• **What the task requires**: Retype all of the entries word for word.

• **Information given**:

┌──

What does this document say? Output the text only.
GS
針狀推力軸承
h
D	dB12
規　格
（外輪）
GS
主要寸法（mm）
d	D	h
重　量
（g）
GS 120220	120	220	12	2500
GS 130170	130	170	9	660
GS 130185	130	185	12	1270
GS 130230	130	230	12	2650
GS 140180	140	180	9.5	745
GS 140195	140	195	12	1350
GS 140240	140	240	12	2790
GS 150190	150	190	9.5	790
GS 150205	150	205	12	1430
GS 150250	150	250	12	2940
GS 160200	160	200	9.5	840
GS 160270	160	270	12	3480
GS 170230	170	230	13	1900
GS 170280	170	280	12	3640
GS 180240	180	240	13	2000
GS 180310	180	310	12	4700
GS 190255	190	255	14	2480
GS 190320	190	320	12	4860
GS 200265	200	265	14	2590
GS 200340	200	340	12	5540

└──

• **Written solution**:
What does this document say? Output the text only.
GS
針狀推力軸承
h
D	dB12
規　格
（外輪）
GS
主要寸法（mm）
d	D	h
重　量
（g）
GS 120220	120	220	12	2500
GS 130170	130	170	9	660
GS 130185	130	185	12	1270
GS 130230	130	230	12	2650
GS 140180	140	180	9.5	745
GS 140195	140	195	12	1350
GS 140240	140	240	12	2790
GS 150190	150	190	9.5	790
GS 150205	150	205	12	1430
GS 150250	150	250	12	2940
GS 160200	160	200	9.5	840
GS 160270	160	270	12	3480
GS 170230	170	230	13	1900
GS 170280	170	280	12	3640
GS 180240	180	240	13	2000
GS 180310	180	310	12	4700
GS 190255	190	255	14	2480
GS 190320	190	320	12	4860
GS 200265	200	265	14	2590
GS 200340	200	340	12	5540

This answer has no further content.